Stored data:
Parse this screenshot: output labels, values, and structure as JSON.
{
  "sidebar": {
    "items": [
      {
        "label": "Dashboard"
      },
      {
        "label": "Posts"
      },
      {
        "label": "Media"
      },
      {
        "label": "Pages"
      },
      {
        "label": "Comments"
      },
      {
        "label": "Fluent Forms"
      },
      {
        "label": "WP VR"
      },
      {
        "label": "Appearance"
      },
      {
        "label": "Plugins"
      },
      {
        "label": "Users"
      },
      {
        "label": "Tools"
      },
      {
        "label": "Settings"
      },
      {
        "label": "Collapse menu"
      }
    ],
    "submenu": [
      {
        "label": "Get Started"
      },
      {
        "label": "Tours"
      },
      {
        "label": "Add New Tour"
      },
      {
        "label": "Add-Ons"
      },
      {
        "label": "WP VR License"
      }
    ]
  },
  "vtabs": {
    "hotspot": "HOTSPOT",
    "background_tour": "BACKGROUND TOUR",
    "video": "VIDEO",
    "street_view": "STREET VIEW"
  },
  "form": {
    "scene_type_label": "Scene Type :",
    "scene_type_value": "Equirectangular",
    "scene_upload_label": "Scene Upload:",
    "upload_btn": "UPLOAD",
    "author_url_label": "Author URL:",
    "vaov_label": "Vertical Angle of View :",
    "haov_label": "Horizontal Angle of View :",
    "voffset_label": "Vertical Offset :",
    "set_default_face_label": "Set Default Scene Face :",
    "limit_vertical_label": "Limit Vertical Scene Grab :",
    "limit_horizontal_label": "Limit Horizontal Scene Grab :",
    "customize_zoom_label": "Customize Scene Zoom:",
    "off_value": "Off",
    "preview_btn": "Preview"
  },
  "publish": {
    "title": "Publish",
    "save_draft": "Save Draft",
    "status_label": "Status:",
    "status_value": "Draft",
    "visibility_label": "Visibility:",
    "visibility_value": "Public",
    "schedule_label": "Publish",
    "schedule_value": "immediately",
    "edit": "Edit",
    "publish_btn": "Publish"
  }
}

Instruction: Transcribe every line of the data, exactly as it stands.

Exercise result:
Parse this screenshot: output labels, values, and structure as JSON.
{
  "sidebar": {
    "items": [
      {
        "label": "Dashboard"
      },
      {
        "label": "Posts"
      },
      {
        "label": "Media"
      },
      {
        "label": "Pages"
      },
      {
        "label": "Comments"
      },
      {
        "label": "Fluent Forms"
      },
      {
        "label": "WP VR"
      },
      {
        "label": "Appearance"
      },
      {
        "label": "Plugins"
      },
      {
        "label": "Users"
      },
      {
        "label": "Tools"
      },
      {
        "label": "Settings"
      },
      {
        "label": "Collapse menu"
      }
    ],
    "submenu": [
      {
        "label": "Get Started"
      },
      {
        "label": "Tours"
      },
      {
        "label": "Add New Tour"
      },
      {
        "label": "Add-Ons"
      },
      {
        "label": "WP VR License"
      }
    ]
  },
  "vtabs": {
    "hotspot": "HOTSPOT",
    "background_tour": "BACKGROUND TOUR",
    "video": "VIDEO",
    "street_view": "STREET VIEW"
  },
  "form": {
    "scene_type_label": "Scene Type :",
    "scene_type_value": "Equirectangular",
    "scene_upload_label": "Scene Upload:",
    "upload_btn": "UPLOAD",
    "author_url_label": "Author URL:",
    "vaov_label": "Vertical Angle of View :",
    "haov_label": "Horizontal Angle of View :",
    "voffset_label": "Vertical Offset :",
    "set_default_face_label": "Set Default Scene Face :",
    "limit_vertical_label": "Limit Vertical Scene Grab :",
    "limit_horizontal_label": "Limit Horizontal Scene Grab :",
    "customize_zoom_label": "Customize Scene Zoom:",
    "off_value": "Off",
    "preview_btn": "Preview"
  },
  "publish": {
    "title": "Publish",
    "save_draft": "Save Draft",
    "status_label": "Status:",
    "status_value": "Draft",
    "visibility_label": "Visibility:",
    "visibility_value": "Public",
    "schedule_label": "Publish",
    "schedule_value": "immediately",
    "edit": "Edit",
    "publish_btn": "Publish"
  }
}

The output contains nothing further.